Without the pictures, output the records below word for word.

::: DATA EXCERPTS :::

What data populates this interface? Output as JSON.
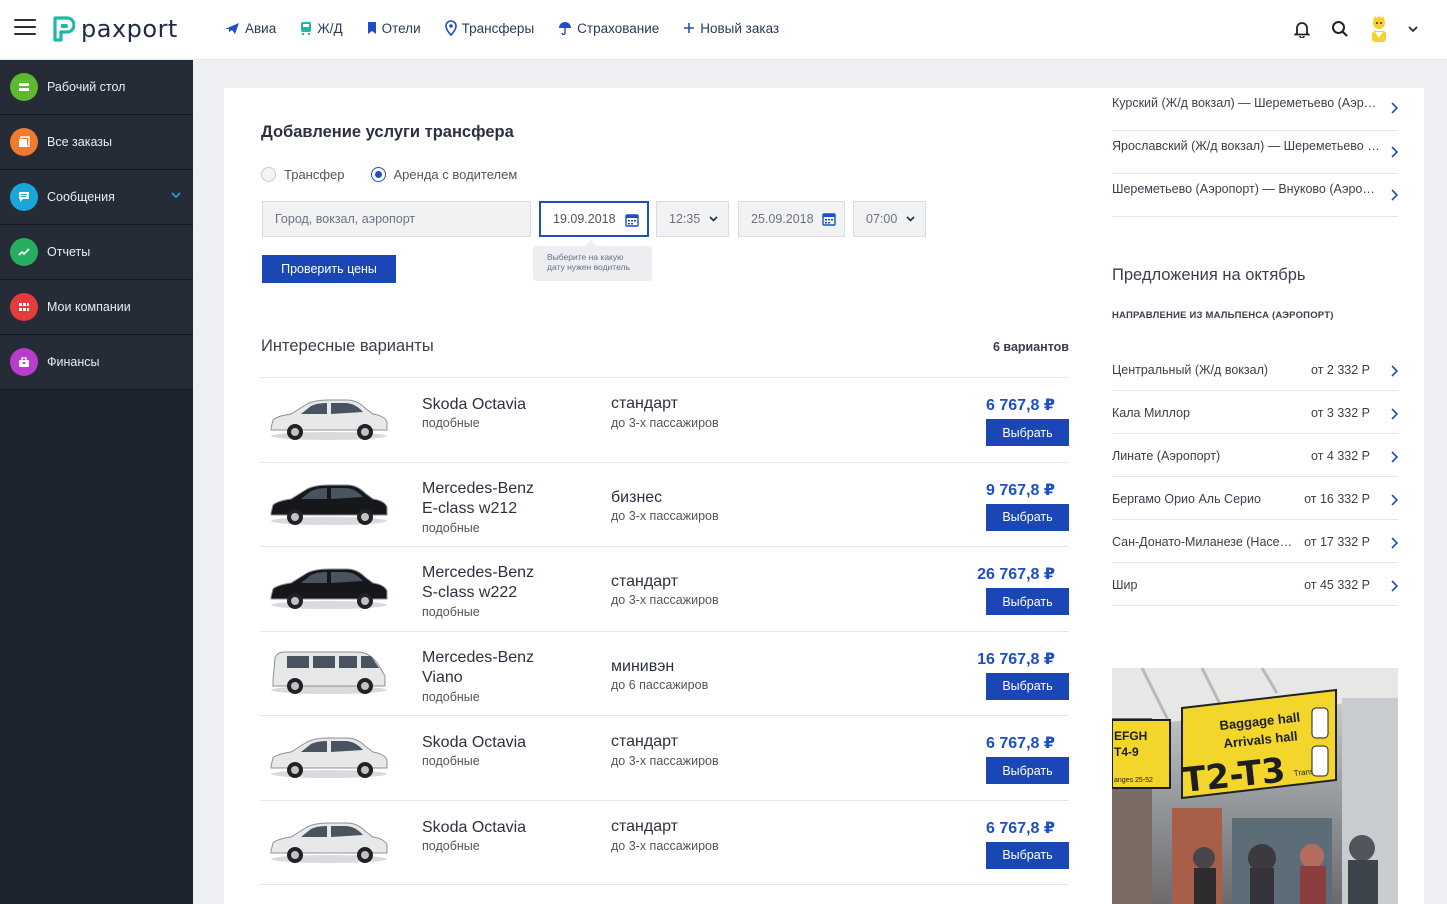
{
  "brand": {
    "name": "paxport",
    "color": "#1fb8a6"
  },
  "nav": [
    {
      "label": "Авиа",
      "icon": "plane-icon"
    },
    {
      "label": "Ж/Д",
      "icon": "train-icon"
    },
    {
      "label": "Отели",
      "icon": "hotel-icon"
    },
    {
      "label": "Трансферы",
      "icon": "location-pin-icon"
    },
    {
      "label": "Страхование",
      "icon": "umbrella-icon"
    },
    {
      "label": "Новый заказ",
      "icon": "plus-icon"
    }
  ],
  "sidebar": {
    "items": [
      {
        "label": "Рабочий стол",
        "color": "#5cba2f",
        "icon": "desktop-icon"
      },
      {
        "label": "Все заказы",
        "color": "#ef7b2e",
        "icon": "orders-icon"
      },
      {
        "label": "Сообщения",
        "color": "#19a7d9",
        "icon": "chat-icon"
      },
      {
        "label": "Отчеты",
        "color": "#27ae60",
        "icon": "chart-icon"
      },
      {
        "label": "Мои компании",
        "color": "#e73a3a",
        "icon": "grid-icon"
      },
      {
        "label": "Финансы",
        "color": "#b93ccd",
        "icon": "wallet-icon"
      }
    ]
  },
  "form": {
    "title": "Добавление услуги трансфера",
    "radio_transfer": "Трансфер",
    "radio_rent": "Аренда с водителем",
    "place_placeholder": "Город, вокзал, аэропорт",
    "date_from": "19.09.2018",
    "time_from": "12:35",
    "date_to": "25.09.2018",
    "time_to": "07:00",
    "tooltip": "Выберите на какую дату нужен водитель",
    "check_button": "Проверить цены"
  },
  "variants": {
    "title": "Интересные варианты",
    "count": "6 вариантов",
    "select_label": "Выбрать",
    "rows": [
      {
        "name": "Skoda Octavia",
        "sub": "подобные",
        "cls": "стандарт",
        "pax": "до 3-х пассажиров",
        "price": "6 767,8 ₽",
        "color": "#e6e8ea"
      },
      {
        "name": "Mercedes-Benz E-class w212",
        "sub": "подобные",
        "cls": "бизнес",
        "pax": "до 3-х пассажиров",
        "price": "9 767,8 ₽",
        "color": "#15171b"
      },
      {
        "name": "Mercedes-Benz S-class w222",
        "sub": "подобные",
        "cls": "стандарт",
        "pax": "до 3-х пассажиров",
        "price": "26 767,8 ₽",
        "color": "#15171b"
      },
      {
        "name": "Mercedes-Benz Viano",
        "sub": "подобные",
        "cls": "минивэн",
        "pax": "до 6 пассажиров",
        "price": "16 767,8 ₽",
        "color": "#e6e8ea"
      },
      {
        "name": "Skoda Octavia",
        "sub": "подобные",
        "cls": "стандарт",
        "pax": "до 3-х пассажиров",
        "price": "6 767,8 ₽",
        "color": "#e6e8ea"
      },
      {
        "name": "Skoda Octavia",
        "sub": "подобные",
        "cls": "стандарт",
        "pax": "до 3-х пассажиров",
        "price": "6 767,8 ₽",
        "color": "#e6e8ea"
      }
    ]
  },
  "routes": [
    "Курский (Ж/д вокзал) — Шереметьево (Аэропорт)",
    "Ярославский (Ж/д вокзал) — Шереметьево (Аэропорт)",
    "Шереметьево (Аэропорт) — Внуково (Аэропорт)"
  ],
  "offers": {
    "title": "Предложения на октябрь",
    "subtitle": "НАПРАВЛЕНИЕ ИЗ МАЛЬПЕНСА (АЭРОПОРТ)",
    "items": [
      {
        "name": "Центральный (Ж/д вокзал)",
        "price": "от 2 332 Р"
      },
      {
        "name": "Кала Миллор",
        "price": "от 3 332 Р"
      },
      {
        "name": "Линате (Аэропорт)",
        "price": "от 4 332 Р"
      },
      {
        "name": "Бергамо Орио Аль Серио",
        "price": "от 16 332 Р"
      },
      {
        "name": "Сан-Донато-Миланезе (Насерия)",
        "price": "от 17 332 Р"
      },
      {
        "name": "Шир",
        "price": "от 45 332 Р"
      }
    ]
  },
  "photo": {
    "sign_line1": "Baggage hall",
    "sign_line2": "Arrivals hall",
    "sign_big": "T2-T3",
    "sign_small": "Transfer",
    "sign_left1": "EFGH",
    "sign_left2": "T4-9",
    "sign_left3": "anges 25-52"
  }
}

:::

EXERCISE RESULT —
What data populates this interface? Output as JSON.
{
  "brand": {
    "name": "paxport",
    "color": "#1fb8a6"
  },
  "nav": [
    {
      "label": "Авиа",
      "icon": "plane-icon"
    },
    {
      "label": "Ж/Д",
      "icon": "train-icon"
    },
    {
      "label": "Отели",
      "icon": "hotel-icon"
    },
    {
      "label": "Трансферы",
      "icon": "location-pin-icon"
    },
    {
      "label": "Страхование",
      "icon": "umbrella-icon"
    },
    {
      "label": "Новый заказ",
      "icon": "plus-icon"
    }
  ],
  "sidebar": {
    "items": [
      {
        "label": "Рабочий стол",
        "color": "#5cba2f",
        "icon": "desktop-icon"
      },
      {
        "label": "Все заказы",
        "color": "#ef7b2e",
        "icon": "orders-icon"
      },
      {
        "label": "Сообщения",
        "color": "#19a7d9",
        "icon": "chat-icon"
      },
      {
        "label": "Отчеты",
        "color": "#27ae60",
        "icon": "chart-icon"
      },
      {
        "label": "Мои компании",
        "color": "#e73a3a",
        "icon": "grid-icon"
      },
      {
        "label": "Финансы",
        "color": "#b93ccd",
        "icon": "wallet-icon"
      }
    ]
  },
  "form": {
    "title": "Добавление услуги трансфера",
    "radio_transfer": "Трансфер",
    "radio_rent": "Аренда с водителем",
    "place_placeholder": "Город, вокзал, аэропорт",
    "date_from": "19.09.2018",
    "time_from": "12:35",
    "date_to": "25.09.2018",
    "time_to": "07:00",
    "tooltip": "Выберите на какую дату нужен водитель",
    "check_button": "Проверить цены"
  },
  "variants": {
    "title": "Интересные варианты",
    "count": "6 вариантов",
    "select_label": "Выбрать",
    "rows": [
      {
        "name": "Skoda Octavia",
        "sub": "подобные",
        "cls": "стандарт",
        "pax": "до 3-х пассажиров",
        "price": "6 767,8 ₽",
        "color": "#e6e8ea"
      },
      {
        "name": "Mercedes-Benz E-class w212",
        "sub": "подобные",
        "cls": "бизнес",
        "pax": "до 3-х пассажиров",
        "price": "9 767,8 ₽",
        "color": "#15171b"
      },
      {
        "name": "Mercedes-Benz S-class w222",
        "sub": "подобные",
        "cls": "стандарт",
        "pax": "до 3-х пассажиров",
        "price": "26 767,8 ₽",
        "color": "#15171b"
      },
      {
        "name": "Mercedes-Benz Viano",
        "sub": "подобные",
        "cls": "минивэн",
        "pax": "до 6 пассажиров",
        "price": "16 767,8 ₽",
        "color": "#e6e8ea"
      },
      {
        "name": "Skoda Octavia",
        "sub": "подобные",
        "cls": "стандарт",
        "pax": "до 3-х пассажиров",
        "price": "6 767,8 ₽",
        "color": "#e6e8ea"
      },
      {
        "name": "Skoda Octavia",
        "sub": "подобные",
        "cls": "стандарт",
        "pax": "до 3-х пассажиров",
        "price": "6 767,8 ₽",
        "color": "#e6e8ea"
      }
    ]
  },
  "routes": [
    "Курский (Ж/д вокзал) — Шереметьево (Аэропорт)",
    "Ярославский (Ж/д вокзал) — Шереметьево (Аэропорт)",
    "Шереметьево (Аэропорт) — Внуково (Аэропорт)"
  ],
  "offers": {
    "title": "Предложения на октябрь",
    "subtitle": "НАПРАВЛЕНИЕ ИЗ МАЛЬПЕНСА (АЭРОПОРТ)",
    "items": [
      {
        "name": "Центральный (Ж/д вокзал)",
        "price": "от 2 332 Р"
      },
      {
        "name": "Кала Миллор",
        "price": "от 3 332 Р"
      },
      {
        "name": "Линате (Аэропорт)",
        "price": "от 4 332 Р"
      },
      {
        "name": "Бергамо Орио Аль Серио",
        "price": "от 16 332 Р"
      },
      {
        "name": "Сан-Донато-Миланезе (Насерия)",
        "price": "от 17 332 Р"
      },
      {
        "name": "Шир",
        "price": "от 45 332 Р"
      }
    ]
  },
  "photo": {
    "sign_line1": "Baggage hall",
    "sign_line2": "Arrivals hall",
    "sign_big": "T2-T3",
    "sign_small": "Transfer",
    "sign_left1": "EFGH",
    "sign_left2": "T4-9",
    "sign_left3": "anges 25-52"
  }
}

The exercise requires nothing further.